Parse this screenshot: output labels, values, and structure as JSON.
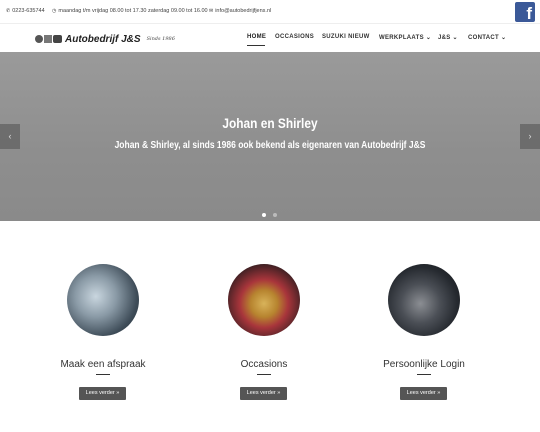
{
  "topbar": {
    "phone": "0223-635744",
    "hours": "maandag t/m vrijdag 08.00 tot 17.30 zaterdag 09.00 tot 16.00",
    "email": "info@autobedrijfjens.nl",
    "facebook_letter": "f"
  },
  "header": {
    "logo_text": "Autobedrijf J&S",
    "logo_since": "Sinds 1986",
    "nav": {
      "home": "HOME",
      "occasions": "OCCASIONS",
      "suzuki": "SUZUKI NIEUW",
      "werkplaats": "WERKPLAATS",
      "js": "J&S",
      "contact": "CONTACT"
    },
    "chevron": "⌄"
  },
  "slider": {
    "title": "Johan en Shirley",
    "subtitle": "Johan & Shirley, al sinds 1986 ook bekend als eigenaren van Autobedrijf J&S",
    "prev": "‹",
    "next": "›",
    "active_slide": 1,
    "slide_count": 2
  },
  "features": [
    {
      "title": "Maak een afspraak",
      "button": "Lees verder »"
    },
    {
      "title": "Occasions",
      "button": "Lees verder »"
    },
    {
      "title": "Persoonlijke Login",
      "button": "Lees verder »"
    }
  ],
  "colors": {
    "facebook": "#3b5998",
    "button_bg": "#555555",
    "slider_bg": "#8e8e8e"
  }
}
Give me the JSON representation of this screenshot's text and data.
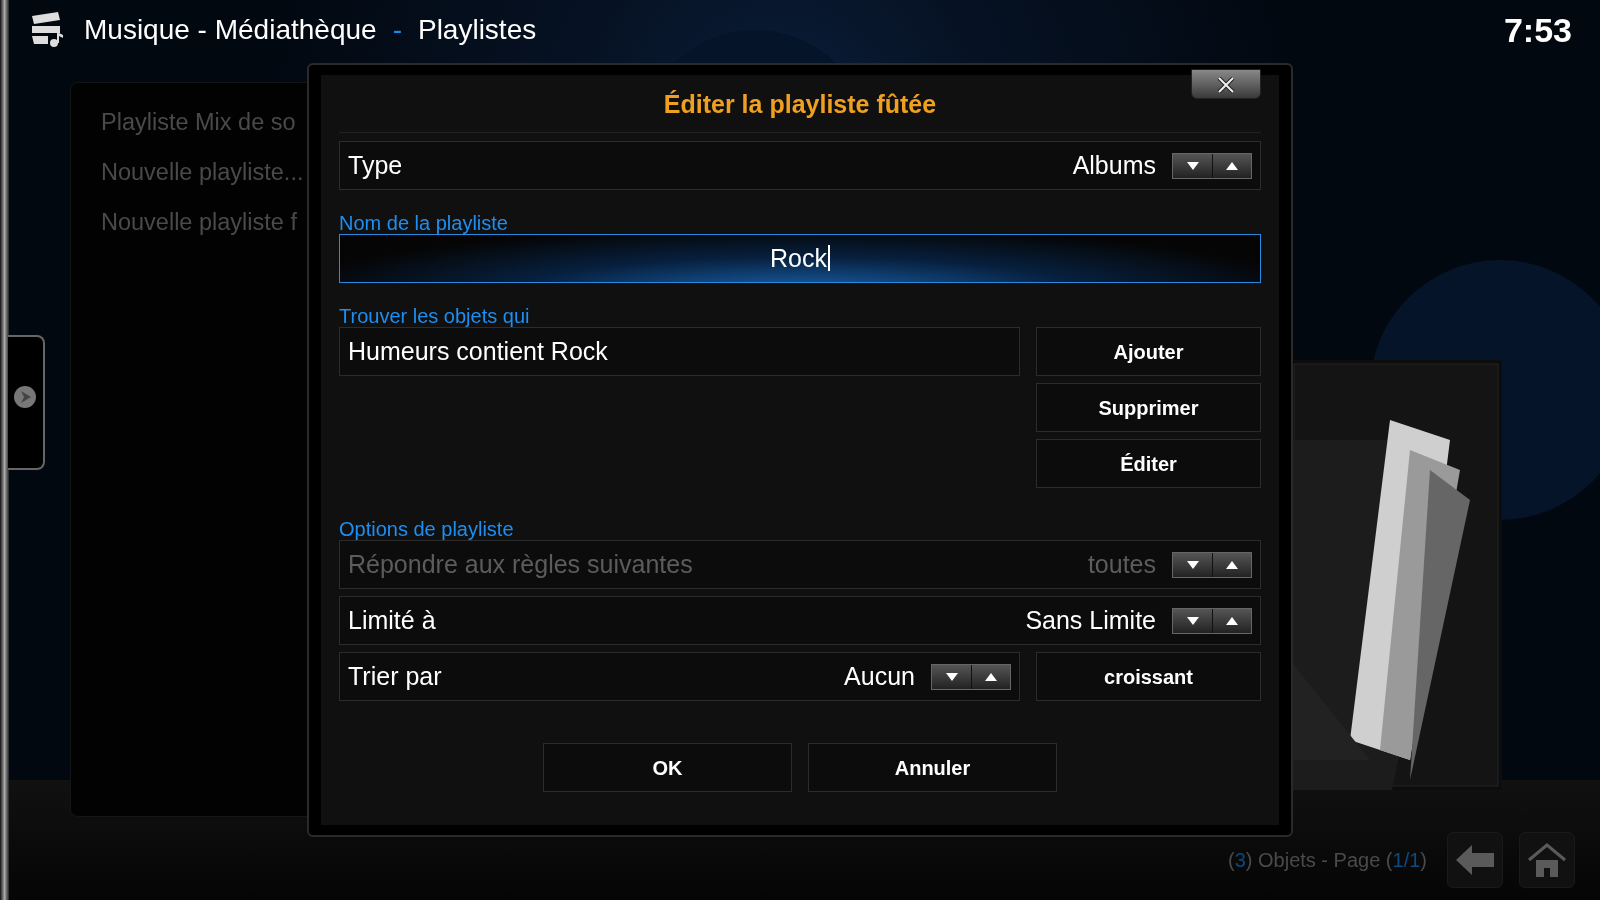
◆ ◆ ◆ ◆
§ What you need to do
Copy out every line in the listing where the word "Shirley" appears.

§ Result of this exercise
    "title": "Johan en Shirley",
    "subtitle": "Johan & Shirley, al sinds 1986 ook bekend als eigenaren van Autobedrijf J&S",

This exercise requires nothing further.